_Source document_:
[BEGIN]

In this equation, the function was additionally inserted, which now depends purely on the calibration poses to be found.

If camera i is already calibrated, that is,

$K_{i} P_{U_{i}}^{Δ}$

is known, then it is possible to insert the corresponding values here, and the function then depends only on pose

$K_{j} P_{U_{j}}^{Δ} .$

In the case of one calibrated and one uncalibrated camera, this is illustrated in FIG. 5. One detail still needs to be clarified. A priori, it is of course impossible to already set up the virtual cameras in relation to the calibrated cameras since the calibration must still be estimated first. Instead, the initial extrinsic details of the camera are used (e.g., from CAD data), which are roughly correct and sufficient for extracting the overlap region. In other words, a transformation

$^{V_{0 \to 1}} P_{U_{0}}$

is used here. However, this pose may in turn be expressed as

$\begin{matrix} ^{V_{0 \to 1}} P_{U_{0}} =^{V_{0 \to 1}} P_{K_{0}} K_{0} P_{U_{0}}^{Δ} & (5) \end{matrix}$

With the aid of the described method, it is possible that the virtual view (the rectification) has to be calculated only once at the outset. As a rule, the rectification is mathematically not exact and produces a new error. The correction of this less than perfect transformation is implemented implicitly and automatically by the present method or optimization or by solving the common optimization function. It can furthermore be exactly indicated to which camera the correction

$K_{0} P_{U_{0}}^{Δ}$

must be applied, especially if multiple overlap regions are used (as described further below).

[END]

_Supplied data_:
[BEGIN]

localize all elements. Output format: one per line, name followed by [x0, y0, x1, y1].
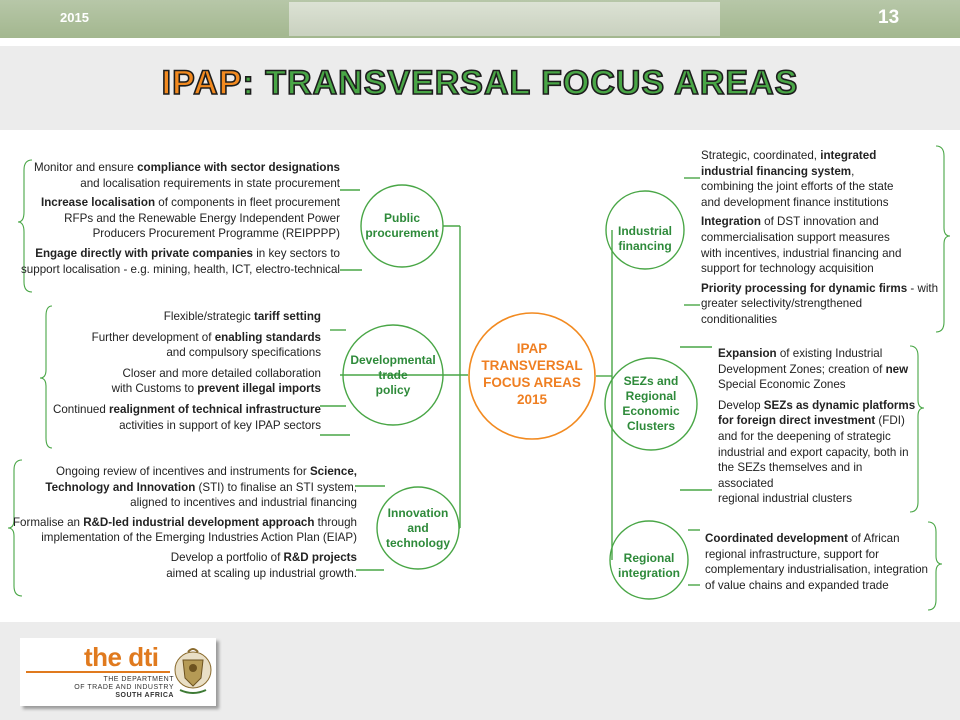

[END]

_Set exercise 1_: According to the camera calibration text, what is used in place of the not-yet-estimated calibration when setting up the virtual cameras?
_Set exercise 2_: Please duplicate the passage of the camera calibration text between "is used here." and "described further below).", inclusive.
The material plays no part in what comes next.

_Exercise solution 1_: The initial extrinsic details of the camera, such as those from CAD data, which are roughly correct and sufficient for extracting the overlap region.

_Exercise solution 2_:
is used here. However, this pose may in turn be expressed as

$\begin{matrix} ^{V_{0 \to 1}} P_{U_{0}} =^{V_{0 \to 1}} P_{K_{0}} K_{0} P_{U_{0}}^{Δ} & (5) \end{matrix}$

With the aid of the described method, it is possible that the virtual view (the rectification) has to be calculated only once at the outset. As a rule, the rectification is mathematically not exact and produces a new error. The correction of this less than perfect transformation is implemented implicitly and automatically by the present method or optimization or by solving the common optimization function. It can furthermore be exactly indicated to which camera the correction

$K_{0} P_{U_{0}}^{Δ}$

must be applied, especially if multiple overlap regions are used (as described further below).